[Exercise task] Find each line containing the string "ekniakit" and return it.

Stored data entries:

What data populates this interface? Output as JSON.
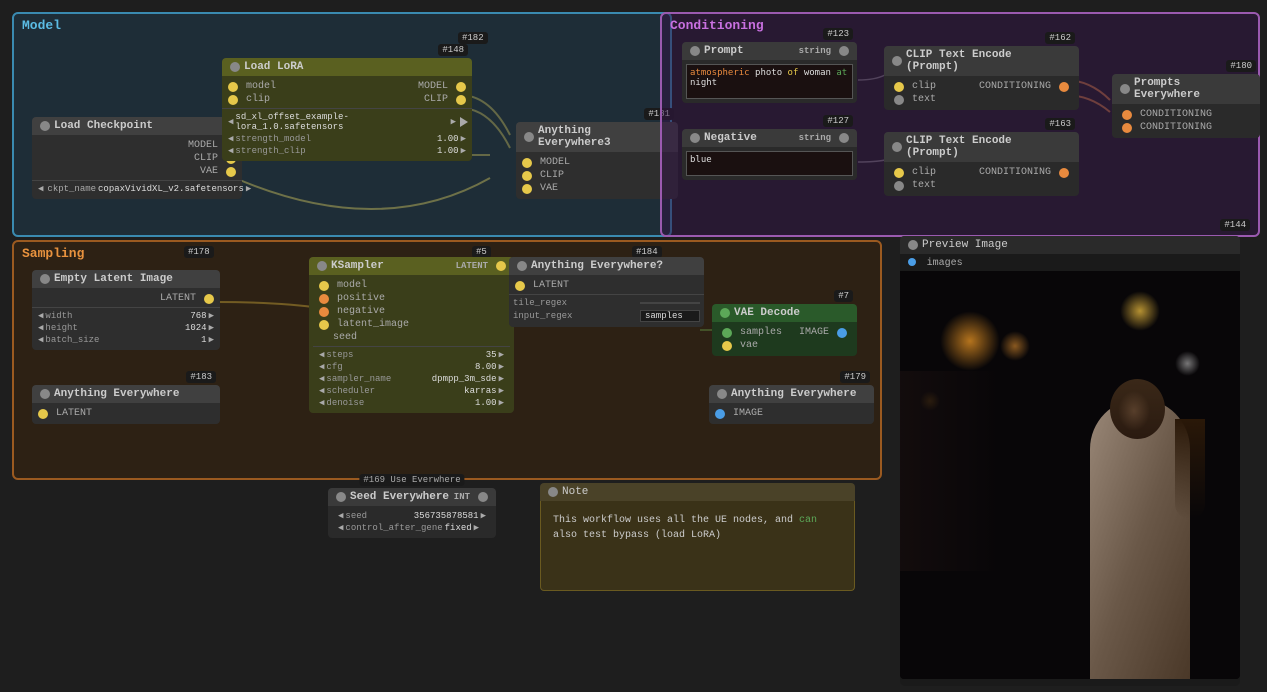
{
  "sections": {
    "model": {
      "title": "Model"
    },
    "conditioning": {
      "title": "Conditioning"
    },
    "sampling": {
      "title": "Sampling"
    }
  },
  "nodes": {
    "load_checkpoint": {
      "id": "",
      "title": "Load Checkpoint",
      "outputs": [
        "MODEL",
        "CLIP",
        "VAE"
      ],
      "ckpt_name": "copaxVividXL_v2.safetensors"
    },
    "load_lora": {
      "id": "#148",
      "title": "Load LoRA",
      "inputs": [
        "model",
        "clip"
      ],
      "outputs": [
        "MODEL",
        "CLIP"
      ],
      "filename": "sd_xl_offset_example-lora_1.0.safetensors",
      "strength_model": "1.00",
      "strength_clip": "1.00"
    },
    "anything_everywhere3": {
      "id": "#181",
      "title": "Anything Everywhere3",
      "inputs": [
        "MODEL",
        "CLIP",
        "VAE"
      ]
    },
    "node_182": {
      "id": "#182"
    },
    "node_183": {
      "id": "#183"
    },
    "node_184": {
      "id": "#184"
    },
    "node_5": {
      "id": "#5"
    },
    "node_178": {
      "id": "#178"
    },
    "prompt": {
      "id": "",
      "title": "Prompt",
      "text": "atmospheric photo of woman at night",
      "output": "string"
    },
    "negative": {
      "id": "",
      "title": "Negative",
      "text": "blue",
      "output": "string"
    },
    "clip_text_encode_1": {
      "id": "#162",
      "title": "CLIP Text Encode (Prompt)",
      "inputs": [
        "clip",
        "text"
      ],
      "outputs": [
        "CONDITIONING"
      ]
    },
    "clip_text_encode_2": {
      "id": "#163",
      "title": "CLIP Text Encode (Prompt)",
      "inputs": [
        "clip",
        "text"
      ],
      "outputs": [
        "CONDITIONING"
      ]
    },
    "node_123": {
      "id": "#123"
    },
    "node_127": {
      "id": "#127"
    },
    "prompts_everywhere": {
      "id": "#180",
      "title": "Prompts Everywhere",
      "inputs": [
        "CONDITIONING",
        "CONDITIONING"
      ]
    },
    "empty_latent": {
      "id": "",
      "title": "Empty Latent Image",
      "outputs": [
        "LATENT"
      ],
      "width": "768",
      "height": "1024",
      "batch_size": "1"
    },
    "ksampler": {
      "id": "",
      "title": "KSampler",
      "inputs": [
        "model",
        "positive",
        "negative",
        "latent_image"
      ],
      "outputs": [
        "LATENT"
      ],
      "seed": "",
      "steps": "35",
      "cfg": "8.00",
      "sampler_name": "dpmpp_3m_sde",
      "scheduler": "karras",
      "denoise": "1.00"
    },
    "anything_everywhere_question": {
      "id": "",
      "title": "Anything Everywhere?",
      "inputs": [
        "LATENT"
      ],
      "fields": [
        {
          "label": "tile_regex",
          "value": ""
        },
        {
          "label": "input_regex",
          "value": "samples"
        }
      ]
    },
    "vae_decode": {
      "id": "#7",
      "title": "VAE Decode",
      "inputs": [
        "samples",
        "vae"
      ],
      "outputs": [
        "IMAGE"
      ]
    },
    "anything_everywhere_sampling": {
      "id": "",
      "title": "Anything Everywhere",
      "outputs": [
        "LATENT"
      ]
    },
    "anything_everywhere_vae": {
      "id": "#179",
      "title": "Anything Everywhere",
      "outputs": [
        "IMAGE"
      ]
    },
    "preview_image": {
      "id": "",
      "title": "Preview Image",
      "input": "images"
    },
    "seed_everywhere": {
      "id": "#169",
      "title": "Use Everywhere",
      "subtitle": "Seed Everywhere",
      "seed": "356735878581",
      "control_after": "fixed"
    },
    "note": {
      "id": "",
      "title": "Note",
      "text": "This workflow uses all the UE nodes, and can also test bypass (load LoRA)"
    },
    "node_144": {
      "id": "#144"
    }
  },
  "colors": {
    "model_section": "#3a8ab0",
    "conditioning_section": "#9b5ab0",
    "sampling_section": "#9b5a20",
    "port_yellow": "#e6c84a",
    "port_orange": "#e88a3e",
    "port_green": "#5ca858",
    "port_blue": "#4a9de6",
    "node_olive": "#5a6020",
    "node_teal": "#2a5a56"
  }
}
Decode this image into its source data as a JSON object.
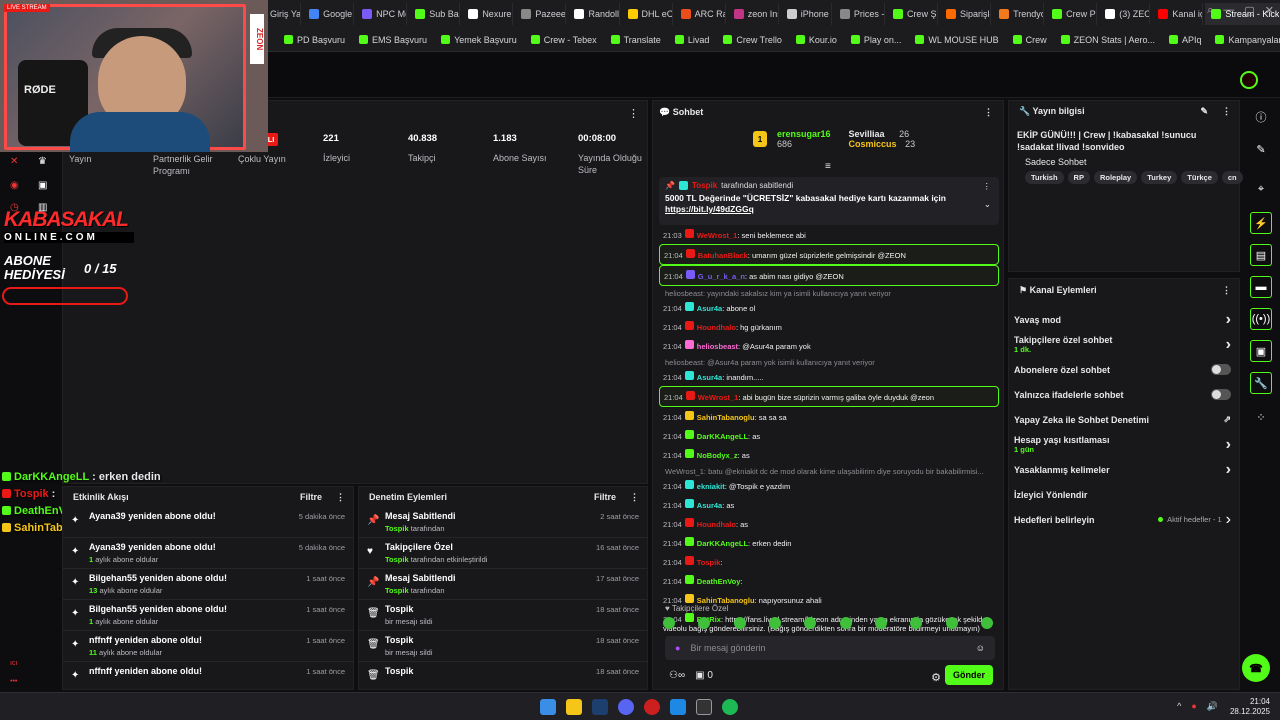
{
  "browser": {
    "tabs": [
      {
        "label": "Giriş Yap",
        "color": "#2b7de9"
      },
      {
        "label": "Google G",
        "color": "#4285f4"
      },
      {
        "label": "NPC Mo",
        "color": "#7a5af8"
      },
      {
        "label": "Sub Bad",
        "color": "#53fc18"
      },
      {
        "label": "Nexure -",
        "color": "#ffffff"
      },
      {
        "label": "Pazeee -",
        "color": "#888888"
      },
      {
        "label": "Randollo",
        "color": "#ffffff"
      },
      {
        "label": "DHL eCo",
        "color": "#ffcc00"
      },
      {
        "label": "ARC Raid",
        "color": "#e94e1b"
      },
      {
        "label": "zeon Inst",
        "color": "#c13584"
      },
      {
        "label": "iPhone 16",
        "color": "#cccccc"
      },
      {
        "label": "Prices - A",
        "color": "#888888"
      },
      {
        "label": "Crew Şik",
        "color": "#53fc18"
      },
      {
        "label": "Siparişle",
        "color": "#ff6a00"
      },
      {
        "label": "Trendyol",
        "color": "#f27a1a"
      },
      {
        "label": "Crew PD",
        "color": "#53fc18"
      },
      {
        "label": "(3) ZEON",
        "color": "#ffffff"
      },
      {
        "label": "Kanal içe",
        "color": "#ff0000"
      },
      {
        "label": "Stream - Kick Das",
        "color": "#53fc18",
        "active": true
      }
    ],
    "bookmarks": [
      "PD Başvuru",
      "EMS Başvuru",
      "Yemek Başvuru",
      "Crew - Tebex",
      "Translate",
      "Livad",
      "Crew Trello",
      "Kour.io",
      "Play on...",
      "WL MOUSE HUB",
      "Crew",
      "ZEON Stats | Aero...",
      "APIq",
      "Kampanyalar"
    ]
  },
  "webcam": {
    "brand": "RØDE",
    "sidebrand": "ZEON",
    "live": "LIVE STREAM"
  },
  "overlay": {
    "brand": "KABASAKAL",
    "site": "ONLINE.COM",
    "gift_label": "ABONE HEDİYESİ",
    "gift_count": "0 / 15"
  },
  "stats": {
    "badge": "KAPALI",
    "items": [
      {
        "label": "Yayın",
        "value": ""
      },
      {
        "label": "Partnerlik Gelir Programı",
        "value": ""
      },
      {
        "label": "Çoklu Yayın",
        "value": ""
      },
      {
        "label": "İzleyici",
        "value": "221"
      },
      {
        "label": "Takipçi",
        "value": "40.838"
      },
      {
        "label": "Abone Sayısı",
        "value": "1.183"
      },
      {
        "label": "Yayında Olduğu Süre",
        "value": "00:08:00"
      }
    ]
  },
  "float_chat": [
    {
      "name": "DarKKAngeLL",
      "text": ": erken dedin",
      "color": "#53fc18"
    },
    {
      "name": "Tospik",
      "text": ":",
      "color": "#e91916"
    },
    {
      "name": "DeathEnVoy",
      "text": ":",
      "color": "#53fc18"
    },
    {
      "name": "SahinTabanoglu",
      "text": ": napıyorsunuz ahali",
      "color": "#f5c518"
    }
  ],
  "activity": {
    "title": "Etkinlik Akışı",
    "filter": "Filtre",
    "items": [
      {
        "title": "Ayana39 yeniden abone oldu!",
        "sub_num": "",
        "sub": "",
        "time": "5 dakika önce"
      },
      {
        "title": "Ayana39 yeniden abone oldu!",
        "sub_num": "1",
        "sub": "aylık abone oldular",
        "time": "5 dakika önce"
      },
      {
        "title": "Bilgehan55 yeniden abone oldu!",
        "sub_num": "13",
        "sub": "aylık abone oldular",
        "time": "1 saat önce"
      },
      {
        "title": "Bilgehan55 yeniden abone oldu!",
        "sub_num": "1",
        "sub": "aylık abone oldular",
        "time": "1 saat önce"
      },
      {
        "title": "nffnff yeniden abone oldu!",
        "sub_num": "11",
        "sub": "aylık abone oldular",
        "time": "1 saat önce"
      },
      {
        "title": "nffnff yeniden abone oldu!",
        "sub_num": "",
        "sub": "",
        "time": "1 saat önce"
      }
    ]
  },
  "moderation": {
    "title": "Denetim Eylemleri",
    "filter": "Filtre",
    "items": [
      {
        "title": "Mesaj Sabitlendi",
        "who": "Tospik",
        "sub": "tarafından",
        "time": "2 saat önce",
        "icon": "pin"
      },
      {
        "title": "Takipçilere Özel",
        "who": "Tospik",
        "sub": "tarafından etkinleştirildi",
        "time": "16 saat önce",
        "icon": "heart"
      },
      {
        "title": "Mesaj Sabitlendi",
        "who": "Tospik",
        "sub": "tarafından",
        "time": "17 saat önce",
        "icon": "pin"
      },
      {
        "title": "Tospik",
        "who": "",
        "sub": "bir mesajı sildi",
        "time": "18 saat önce",
        "icon": "trash"
      },
      {
        "title": "Tospik",
        "who": "",
        "sub": "bir mesajı sildi",
        "time": "18 saat önce",
        "icon": "trash"
      },
      {
        "title": "Tospik",
        "who": "",
        "sub": "",
        "time": "18 saat önce",
        "icon": "trash"
      }
    ]
  },
  "chat": {
    "title": "Sohbet",
    "leaders": [
      {
        "rank": "1",
        "name": "erensugar16",
        "count": "686",
        "color": "#53fc18"
      },
      {
        "name": "Sevilliaa",
        "count": "26",
        "color": "#fff"
      },
      {
        "name": "Cosmiccus",
        "count": "23",
        "color": "#f5c518"
      }
    ],
    "pinned_by": "Tospik",
    "pinned_suffix": "tarafından sabitlendi",
    "pinned_msg": "5000 TL Değerinde \"ÜCRETSİZ\" kabasakal hediye kartı kazanmak için",
    "pinned_link": "https://bit.ly/49dZGGq",
    "lines": [
      {
        "time": "21:04",
        "name": "SahinTabanoglu",
        "color": "#f5c518",
        "text": "sa sa sa"
      },
      {
        "time": "21:04",
        "name": "DarKKAngeLL",
        "color": "#53fc18",
        "text": "as"
      },
      {
        "time": "21:04",
        "name": "NoBodyx_z",
        "color": "#53fc18",
        "text": "as"
      },
      {
        "reply": "WeWrost_1: batu @ekniakit dc de mod olarak kime ulaşabilirim diye soruyodu bir bakabilirmisi..."
      },
      {
        "time": "21:04",
        "name": "ekniakit",
        "color": "#2ee6d6",
        "text": "@Tospik e yazdım"
      },
      {
        "time": "21:04",
        "name": "Asur4a",
        "color": "#2ee6d6",
        "text": "as"
      },
      {
        "time": "21:04",
        "name": "Houndhalo",
        "color": "#e91916",
        "text": "as"
      },
      {
        "time": "21:04",
        "name": "DarKKAngeLL",
        "color": "#53fc18",
        "text": "erken dedin"
      },
      {
        "time": "21:04",
        "name": "Tospik",
        "color": "#e91916",
        "text": ""
      },
      {
        "time": "21:04",
        "name": "DeathEnVoy",
        "color": "#53fc18",
        "text": ""
      },
      {
        "time": "21:04",
        "name": "SahinTabanoglu",
        "color": "#f5c518",
        "text": "napıyorsunuz ahali"
      },
      {
        "time": "21:04",
        "name": "BotRix",
        "color": "#53fc18",
        "text": "https://fans.livad.stream/k/zeon adresinden yayın ekranında gözükecek şekilde videolu bağış gönderebilirsiniz. (Bağış gönderdikten sonra bir moderatöre bildirmeyi unutmayın)"
      }
    ],
    "upper_lines": [
      {
        "time": "21:03",
        "name": "WeWrost_1",
        "color": "#e91916",
        "text": "seni beklemece abi"
      },
      {
        "time": "21:04",
        "name": "BatuhanBlack",
        "color": "#e91916",
        "text": "umarım güzel süprizlerle gelmişsindir @ZEON",
        "hl": true
      },
      {
        "time": "21:04",
        "name": "G_u_r_k_a_n",
        "color": "#7a5af8",
        "text": "as abim nası gidiyo @ZEON",
        "hl": true
      },
      {
        "reply": "heliosbeast: yayındaki sakalsız kim ya isimli kullanıcıya yanıt veriyor"
      },
      {
        "time": "21:04",
        "name": "Asur4a",
        "color": "#2ee6d6",
        "text": "abone ol"
      },
      {
        "time": "21:04",
        "name": "Houndhalo",
        "color": "#e91916",
        "text": "hg gürkanım"
      },
      {
        "time": "21:04",
        "name": "heliosbeast",
        "color": "#ff6ad5",
        "text": "@Asur4a param yok"
      },
      {
        "reply": "heliosbeast: @Asur4a param yok isimli kullanıcıya yanıt veriyor"
      },
      {
        "time": "21:04",
        "name": "Asur4a",
        "color": "#2ee6d6",
        "text": "inandım....."
      },
      {
        "time": "21:04",
        "name": "WeWrost_1",
        "color": "#e91916",
        "text": "abi bugün bize süprizin varmış galiba öyle duyduk @zeon",
        "hl": true
      }
    ],
    "followers_only": "Takipçilere Özel",
    "placeholder": "Bir mesaj gönderin",
    "counter": "0",
    "send": "Gönder"
  },
  "stream_info": {
    "title": "Yayın bilgisi",
    "stream_title": "EKİP GÜNÜ!!! | Crew | !kabasakal !sunucu !sadakat !livad !sonvideo",
    "category": "Sadece Sohbet",
    "tags": [
      "Turkish",
      "RP",
      "Roleplay",
      "Turkey",
      "Türkçe",
      "cn"
    ]
  },
  "channel_actions": {
    "title": "Kanal Eylemleri",
    "items": [
      {
        "label": "Yavaş mod",
        "sub": "",
        "control": "arrow"
      },
      {
        "label": "Takipçilere özel sohbet",
        "sub": "1 dk.",
        "control": "arrow"
      },
      {
        "label": "Abonelere özel sohbet",
        "sub": "",
        "control": "toggle"
      },
      {
        "label": "Yalnızca ifadelerle sohbet",
        "sub": "",
        "control": "toggle"
      },
      {
        "label": "Yapay Zeka ile Sohbet Denetimi",
        "sub": "",
        "control": "ext"
      },
      {
        "label": "Hesap yaşı kısıtlaması",
        "sub": "1 gün",
        "control": "arrow"
      },
      {
        "label": "Yasaklanmış kelimeler",
        "sub": "",
        "control": "arrow"
      },
      {
        "label": "İzleyici Yönlendir",
        "sub": "",
        "control": ""
      },
      {
        "label": "Hedefleri belirleyin",
        "sub": "",
        "control": "goal",
        "extra": "Aktif hedefler - 1"
      }
    ]
  },
  "taskbar": {
    "time": "21:04",
    "date": "28.12.2025"
  }
}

[Output for this task]
        "reply": "WeWrost_1: batu @ekniakit dc de mod olarak kime ulaşabilirim diye soruyodu bir bakabilirmisi..."
        "name": "ekniakit",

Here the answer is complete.